> _Objetivo_
Enumera todas las acciones que, según el artículo sobre la impresión del Codex, había que llevar a cabo cada semana con 32 columnas del texto.

> _Artículo_
==========

Por fin, en junio de 1860 pudo comenzarse
la impresión y en los primeros días de julio Tischendorf
vio, con emoción, las primeras galeradas terminadas en su mesa. A continuación
se hicieron todavía bastantes correcciones con la finalidad de mejorar la
exactitud de la reproducción. Tras el más minucioso examen de cada una de las
letras resultó, pues, que el Codex no había sido
escrito por una sola mano. Probablemente se redactó en Alejandría, donde vivían
los calígrafos más habilidosos y reconocidos de aquel lejano siglo, y se había distribuido
la obra completa obviamente entre varios.
La
letra de todo el Codex era tan maravillosamente
uniforme, que cualquier lego en la materia hubiese apostado que provenía del
mismo copista. Pero Tischendorf, primer paleógrafo de
su tiempo, constató con su aguda vista cuatro manos diferentes, de las que cada
una tenía sus peculiaridades. Por ello, encargó tallar y fundir tipos
suplementarios de forma que, por ejemplo, se hicieron sólo para la letra
Ω (omega) siete tipos distintos. La línea más fina debía coincidir al
detalle con el original, también todas las pequeñas irregularidades del
original. Entre lo más complicado y costoso de tiempo cabe señalar que se tuvo
que reproducir, lo más fielmente posible también, la distancia entre las letras,
colocadas por los antiguos calígrafos según determinadas reglas de forma
bastante irregular. Es casi inimaginable el esfuerzo que aquella tarea exigió.
En cada uno de los pasajes, Tischendorf tuvo que prescribir
al tipógrafo esta distancia y fijarse más tarde en su corrección. El irregular distanciamiento
entre las letras se consiguió mediante el empleo de láminas finísimas de metal,
que se colocaban entre los tipos. Cada página contenía por término medio 1200
de estos huecos con más de 2.500 láminas. A la hora de la corrección hubo de
compararse otra vez, letra por letra, con el original, para determinar el
número de láminas que se tuvo que intercalar. De esta manera, sólo para el Nuevo Testamento se necesitaron varios
cientos de miles de estas láminas de metal de diverso tamaño.
Este inesperado aumento de trabajo casi
imposibilitaba la terminación de la obra en un espacio de tiempo tan corto. Con
el fin de terminar los tres tomos de folios dentro de los siguientes dos años
se debía nada menos que preparar, componer, corregir e imprimir por fin, a su
vez en cada una de las semanas, 32 columnas del texto escrito en cuatro
columnas de 48 líneas. A estos trabajos tan exigentes en atención se sumaban
algunos viajes. Varias veces surgió la necesidad de viajar a Petersburgo.

==========

> _Información proporcionada_
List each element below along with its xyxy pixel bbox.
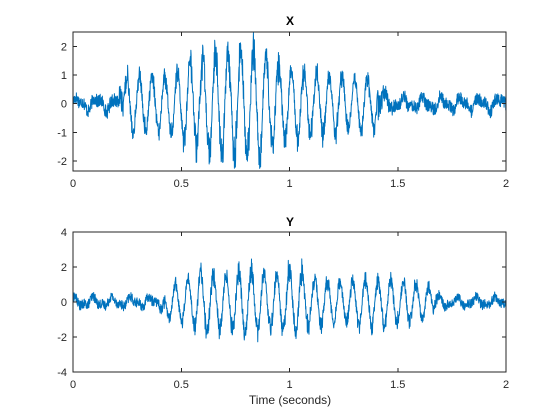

==========

> _Resultado del ejercicio_
- Preparar
- Componer
- Corregir
- Imprimir